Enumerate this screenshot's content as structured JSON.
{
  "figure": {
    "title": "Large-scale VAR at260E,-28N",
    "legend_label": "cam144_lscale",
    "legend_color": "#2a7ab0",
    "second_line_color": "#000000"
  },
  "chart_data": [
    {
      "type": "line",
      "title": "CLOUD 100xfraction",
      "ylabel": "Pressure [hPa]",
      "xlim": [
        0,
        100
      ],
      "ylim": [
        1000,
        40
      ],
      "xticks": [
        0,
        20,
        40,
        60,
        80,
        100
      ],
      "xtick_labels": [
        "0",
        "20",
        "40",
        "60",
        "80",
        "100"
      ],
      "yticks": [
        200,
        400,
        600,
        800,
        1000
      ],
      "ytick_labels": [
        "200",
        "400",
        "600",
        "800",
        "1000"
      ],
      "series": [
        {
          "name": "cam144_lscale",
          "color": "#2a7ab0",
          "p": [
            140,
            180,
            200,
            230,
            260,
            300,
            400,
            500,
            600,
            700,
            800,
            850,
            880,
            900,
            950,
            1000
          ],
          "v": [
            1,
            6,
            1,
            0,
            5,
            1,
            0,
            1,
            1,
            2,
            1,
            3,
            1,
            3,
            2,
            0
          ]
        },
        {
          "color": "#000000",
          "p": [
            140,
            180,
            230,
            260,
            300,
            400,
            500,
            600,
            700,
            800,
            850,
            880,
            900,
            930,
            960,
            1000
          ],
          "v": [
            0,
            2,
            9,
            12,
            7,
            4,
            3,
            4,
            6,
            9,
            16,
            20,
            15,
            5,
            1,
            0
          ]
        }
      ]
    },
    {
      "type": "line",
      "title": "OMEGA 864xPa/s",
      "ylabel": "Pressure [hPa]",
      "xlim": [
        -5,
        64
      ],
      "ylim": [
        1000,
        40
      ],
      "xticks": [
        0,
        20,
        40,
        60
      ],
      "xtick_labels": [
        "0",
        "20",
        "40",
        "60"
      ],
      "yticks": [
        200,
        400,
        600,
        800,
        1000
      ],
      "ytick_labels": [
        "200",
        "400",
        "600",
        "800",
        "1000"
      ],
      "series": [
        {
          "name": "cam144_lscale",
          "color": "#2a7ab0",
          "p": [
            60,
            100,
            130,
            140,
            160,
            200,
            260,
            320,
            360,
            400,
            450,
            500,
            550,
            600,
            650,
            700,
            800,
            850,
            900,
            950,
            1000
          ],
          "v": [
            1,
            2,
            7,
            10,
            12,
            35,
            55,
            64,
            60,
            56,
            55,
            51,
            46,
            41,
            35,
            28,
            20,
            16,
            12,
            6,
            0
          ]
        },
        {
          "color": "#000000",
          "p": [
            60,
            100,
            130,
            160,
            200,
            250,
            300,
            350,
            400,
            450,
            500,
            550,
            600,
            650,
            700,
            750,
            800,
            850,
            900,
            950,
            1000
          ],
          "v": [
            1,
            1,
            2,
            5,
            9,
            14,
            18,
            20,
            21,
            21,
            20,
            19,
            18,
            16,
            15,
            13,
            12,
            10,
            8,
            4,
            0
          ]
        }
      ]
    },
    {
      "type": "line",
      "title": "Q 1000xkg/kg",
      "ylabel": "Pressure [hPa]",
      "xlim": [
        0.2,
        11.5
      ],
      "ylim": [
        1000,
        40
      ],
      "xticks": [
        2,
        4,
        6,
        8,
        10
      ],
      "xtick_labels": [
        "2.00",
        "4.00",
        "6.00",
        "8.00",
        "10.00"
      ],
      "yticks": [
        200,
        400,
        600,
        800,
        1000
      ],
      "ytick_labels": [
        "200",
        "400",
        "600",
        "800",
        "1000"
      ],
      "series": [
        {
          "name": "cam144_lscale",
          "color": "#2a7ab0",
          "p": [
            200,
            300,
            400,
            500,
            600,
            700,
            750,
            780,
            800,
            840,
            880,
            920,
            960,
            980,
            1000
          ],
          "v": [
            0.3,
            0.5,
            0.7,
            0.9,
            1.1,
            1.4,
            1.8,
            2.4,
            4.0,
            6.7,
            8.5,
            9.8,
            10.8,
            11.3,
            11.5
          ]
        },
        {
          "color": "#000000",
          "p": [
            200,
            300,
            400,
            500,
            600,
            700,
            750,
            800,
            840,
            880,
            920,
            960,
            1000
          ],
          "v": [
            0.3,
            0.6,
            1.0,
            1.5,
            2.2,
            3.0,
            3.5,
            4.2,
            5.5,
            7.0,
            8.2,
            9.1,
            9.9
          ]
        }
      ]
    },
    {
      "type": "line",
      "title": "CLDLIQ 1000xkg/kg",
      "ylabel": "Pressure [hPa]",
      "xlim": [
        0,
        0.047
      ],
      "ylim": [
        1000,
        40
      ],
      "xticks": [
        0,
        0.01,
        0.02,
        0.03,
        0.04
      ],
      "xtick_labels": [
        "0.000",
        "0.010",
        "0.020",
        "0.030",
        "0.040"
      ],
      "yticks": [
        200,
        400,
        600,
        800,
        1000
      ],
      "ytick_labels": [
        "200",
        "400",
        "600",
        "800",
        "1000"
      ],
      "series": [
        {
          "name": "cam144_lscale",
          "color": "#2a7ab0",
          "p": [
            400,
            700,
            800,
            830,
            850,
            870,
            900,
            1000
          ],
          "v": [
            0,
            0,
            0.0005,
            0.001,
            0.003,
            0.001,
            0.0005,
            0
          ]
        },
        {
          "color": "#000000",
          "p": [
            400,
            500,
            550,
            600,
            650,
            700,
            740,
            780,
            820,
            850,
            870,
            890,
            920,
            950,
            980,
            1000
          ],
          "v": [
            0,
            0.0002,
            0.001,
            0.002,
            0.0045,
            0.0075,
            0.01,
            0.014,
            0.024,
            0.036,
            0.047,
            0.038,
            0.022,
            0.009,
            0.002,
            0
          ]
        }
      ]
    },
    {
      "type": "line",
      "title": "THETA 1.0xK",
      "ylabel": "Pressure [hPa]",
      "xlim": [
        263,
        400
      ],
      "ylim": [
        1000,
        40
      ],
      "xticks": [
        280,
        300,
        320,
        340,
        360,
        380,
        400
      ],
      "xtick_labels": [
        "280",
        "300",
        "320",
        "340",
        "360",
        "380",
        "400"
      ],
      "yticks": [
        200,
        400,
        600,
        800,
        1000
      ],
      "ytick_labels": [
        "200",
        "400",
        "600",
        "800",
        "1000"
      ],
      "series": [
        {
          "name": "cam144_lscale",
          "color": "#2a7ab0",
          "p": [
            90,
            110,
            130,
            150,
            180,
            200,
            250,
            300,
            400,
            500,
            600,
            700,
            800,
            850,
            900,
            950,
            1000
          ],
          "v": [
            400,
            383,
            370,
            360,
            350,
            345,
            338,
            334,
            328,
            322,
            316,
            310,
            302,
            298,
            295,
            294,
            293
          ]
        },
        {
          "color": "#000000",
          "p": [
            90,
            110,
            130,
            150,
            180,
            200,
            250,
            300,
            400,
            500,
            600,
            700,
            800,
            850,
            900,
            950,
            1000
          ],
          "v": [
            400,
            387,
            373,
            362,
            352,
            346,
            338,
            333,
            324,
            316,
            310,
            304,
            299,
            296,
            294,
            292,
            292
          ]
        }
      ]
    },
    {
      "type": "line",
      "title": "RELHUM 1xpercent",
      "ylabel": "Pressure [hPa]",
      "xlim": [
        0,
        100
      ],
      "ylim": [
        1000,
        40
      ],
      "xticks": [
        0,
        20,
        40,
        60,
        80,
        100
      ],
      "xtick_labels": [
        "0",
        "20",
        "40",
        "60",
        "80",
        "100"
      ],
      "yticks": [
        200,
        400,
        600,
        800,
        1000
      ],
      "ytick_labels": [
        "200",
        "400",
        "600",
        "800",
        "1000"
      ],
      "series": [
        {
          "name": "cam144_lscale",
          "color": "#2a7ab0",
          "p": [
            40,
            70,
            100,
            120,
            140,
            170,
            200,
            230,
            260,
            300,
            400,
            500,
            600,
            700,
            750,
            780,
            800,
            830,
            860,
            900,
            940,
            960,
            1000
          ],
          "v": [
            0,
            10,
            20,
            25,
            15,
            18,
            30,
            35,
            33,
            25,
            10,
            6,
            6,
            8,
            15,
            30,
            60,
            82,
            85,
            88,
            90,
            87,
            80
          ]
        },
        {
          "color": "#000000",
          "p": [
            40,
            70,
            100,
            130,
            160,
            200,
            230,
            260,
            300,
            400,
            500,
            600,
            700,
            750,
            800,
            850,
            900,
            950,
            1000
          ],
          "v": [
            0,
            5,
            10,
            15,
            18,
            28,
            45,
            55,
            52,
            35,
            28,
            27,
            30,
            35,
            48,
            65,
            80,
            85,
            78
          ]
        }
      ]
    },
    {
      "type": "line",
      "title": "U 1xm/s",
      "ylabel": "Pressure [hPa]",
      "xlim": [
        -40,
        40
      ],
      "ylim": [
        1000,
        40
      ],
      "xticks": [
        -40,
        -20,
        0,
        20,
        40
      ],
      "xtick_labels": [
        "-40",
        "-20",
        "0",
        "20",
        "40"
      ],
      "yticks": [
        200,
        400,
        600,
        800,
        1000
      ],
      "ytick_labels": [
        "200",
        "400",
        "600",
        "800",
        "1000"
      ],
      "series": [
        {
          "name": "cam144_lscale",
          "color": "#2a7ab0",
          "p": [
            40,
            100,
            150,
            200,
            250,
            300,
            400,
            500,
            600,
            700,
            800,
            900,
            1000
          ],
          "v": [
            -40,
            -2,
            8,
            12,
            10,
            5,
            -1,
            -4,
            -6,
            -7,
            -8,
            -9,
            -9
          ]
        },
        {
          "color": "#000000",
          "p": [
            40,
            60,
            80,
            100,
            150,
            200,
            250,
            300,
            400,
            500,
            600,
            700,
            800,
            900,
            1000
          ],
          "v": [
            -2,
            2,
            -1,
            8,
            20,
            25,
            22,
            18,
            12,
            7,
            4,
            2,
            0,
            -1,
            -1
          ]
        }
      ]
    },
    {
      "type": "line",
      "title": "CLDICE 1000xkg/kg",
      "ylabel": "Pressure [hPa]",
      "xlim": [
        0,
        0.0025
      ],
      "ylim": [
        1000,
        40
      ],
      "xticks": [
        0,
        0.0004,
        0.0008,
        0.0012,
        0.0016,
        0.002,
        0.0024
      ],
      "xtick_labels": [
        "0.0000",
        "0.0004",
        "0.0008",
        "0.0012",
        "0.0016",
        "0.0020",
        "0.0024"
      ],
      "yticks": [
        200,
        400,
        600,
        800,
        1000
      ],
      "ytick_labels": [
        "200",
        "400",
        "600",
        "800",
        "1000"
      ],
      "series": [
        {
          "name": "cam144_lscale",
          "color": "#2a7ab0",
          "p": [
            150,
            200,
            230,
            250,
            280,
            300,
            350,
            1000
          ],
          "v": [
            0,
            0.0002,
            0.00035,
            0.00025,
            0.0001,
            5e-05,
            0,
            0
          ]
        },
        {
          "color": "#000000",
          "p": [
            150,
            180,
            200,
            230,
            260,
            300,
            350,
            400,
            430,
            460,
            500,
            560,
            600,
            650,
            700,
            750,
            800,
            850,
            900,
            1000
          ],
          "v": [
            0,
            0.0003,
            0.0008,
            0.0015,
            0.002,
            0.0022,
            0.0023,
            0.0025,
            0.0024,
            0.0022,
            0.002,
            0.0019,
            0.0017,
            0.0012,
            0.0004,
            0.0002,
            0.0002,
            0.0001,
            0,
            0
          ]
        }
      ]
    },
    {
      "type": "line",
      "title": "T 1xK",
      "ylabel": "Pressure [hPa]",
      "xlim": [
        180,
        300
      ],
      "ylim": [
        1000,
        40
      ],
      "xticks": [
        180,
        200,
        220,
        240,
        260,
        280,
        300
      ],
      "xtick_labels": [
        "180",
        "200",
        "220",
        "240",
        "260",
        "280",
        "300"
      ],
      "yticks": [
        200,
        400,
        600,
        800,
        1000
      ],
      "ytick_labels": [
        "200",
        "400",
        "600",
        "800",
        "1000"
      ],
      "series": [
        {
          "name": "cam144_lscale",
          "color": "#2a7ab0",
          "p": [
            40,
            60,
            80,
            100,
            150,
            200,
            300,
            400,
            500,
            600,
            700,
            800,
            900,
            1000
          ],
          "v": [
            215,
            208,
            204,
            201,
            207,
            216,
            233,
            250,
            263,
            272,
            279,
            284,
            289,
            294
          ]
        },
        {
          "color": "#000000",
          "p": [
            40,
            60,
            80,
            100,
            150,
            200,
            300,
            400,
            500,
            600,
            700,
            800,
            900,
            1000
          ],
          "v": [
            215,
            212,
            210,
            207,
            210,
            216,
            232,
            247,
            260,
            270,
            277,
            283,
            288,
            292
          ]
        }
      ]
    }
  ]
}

══════

# WRITTEN PROBLEM:
Look through the data and gather every line with the string "title" in it.

# RESULT:
    "title": "Large-scale VAR at260E,-28N",
      "title": "CLOUD 100xfraction",
      "title": "OMEGA 864xPa/s",
      "title": "Q 1000xkg/kg",
      "title": "CLDLIQ 1000xkg/kg",
      "title": "THETA 1.0xK",
      "title": "RELHUM 1xpercent",
      "title": "U 1xm/s",
      "title": "CLDICE 1000xkg/kg",
      "title": "T 1xK",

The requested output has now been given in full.